- The exercise: Using the listing beneath this task, count the lines with the word "BuildAddressJSON" and write only the result.
## begin Records supplied
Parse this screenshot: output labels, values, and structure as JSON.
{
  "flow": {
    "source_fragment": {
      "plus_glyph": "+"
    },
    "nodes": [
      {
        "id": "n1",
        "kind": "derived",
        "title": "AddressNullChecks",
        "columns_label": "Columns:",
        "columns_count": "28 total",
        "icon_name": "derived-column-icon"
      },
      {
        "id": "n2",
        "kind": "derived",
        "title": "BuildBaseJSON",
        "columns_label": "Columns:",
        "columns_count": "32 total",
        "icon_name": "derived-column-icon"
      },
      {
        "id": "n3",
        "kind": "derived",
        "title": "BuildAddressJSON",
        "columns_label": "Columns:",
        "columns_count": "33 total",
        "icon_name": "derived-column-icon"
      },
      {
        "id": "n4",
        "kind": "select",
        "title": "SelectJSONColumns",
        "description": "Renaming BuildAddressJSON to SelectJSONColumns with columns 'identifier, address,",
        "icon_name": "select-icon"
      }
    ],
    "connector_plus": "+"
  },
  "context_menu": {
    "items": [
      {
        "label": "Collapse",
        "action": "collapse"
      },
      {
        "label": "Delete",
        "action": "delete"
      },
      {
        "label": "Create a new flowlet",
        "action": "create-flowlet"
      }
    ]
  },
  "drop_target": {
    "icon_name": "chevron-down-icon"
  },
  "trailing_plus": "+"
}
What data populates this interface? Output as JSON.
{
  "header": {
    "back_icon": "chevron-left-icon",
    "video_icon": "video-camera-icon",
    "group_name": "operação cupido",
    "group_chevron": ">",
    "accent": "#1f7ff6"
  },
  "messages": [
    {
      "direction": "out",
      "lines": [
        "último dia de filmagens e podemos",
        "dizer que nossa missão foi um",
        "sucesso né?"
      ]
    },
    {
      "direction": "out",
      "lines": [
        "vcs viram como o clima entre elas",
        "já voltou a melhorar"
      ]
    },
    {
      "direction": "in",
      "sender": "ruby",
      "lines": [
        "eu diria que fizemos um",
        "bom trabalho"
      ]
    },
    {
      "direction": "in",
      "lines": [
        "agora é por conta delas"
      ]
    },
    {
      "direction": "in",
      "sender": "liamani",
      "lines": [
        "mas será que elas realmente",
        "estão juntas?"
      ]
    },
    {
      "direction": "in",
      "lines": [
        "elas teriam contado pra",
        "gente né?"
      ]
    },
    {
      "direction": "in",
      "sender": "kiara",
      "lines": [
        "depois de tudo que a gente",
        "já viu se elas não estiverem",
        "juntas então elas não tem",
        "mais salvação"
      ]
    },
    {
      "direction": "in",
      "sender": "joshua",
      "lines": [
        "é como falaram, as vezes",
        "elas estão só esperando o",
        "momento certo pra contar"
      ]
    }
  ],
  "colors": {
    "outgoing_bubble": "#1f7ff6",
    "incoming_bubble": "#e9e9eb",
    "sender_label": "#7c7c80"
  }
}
## end Records supplied
- Reply to the exercise: 2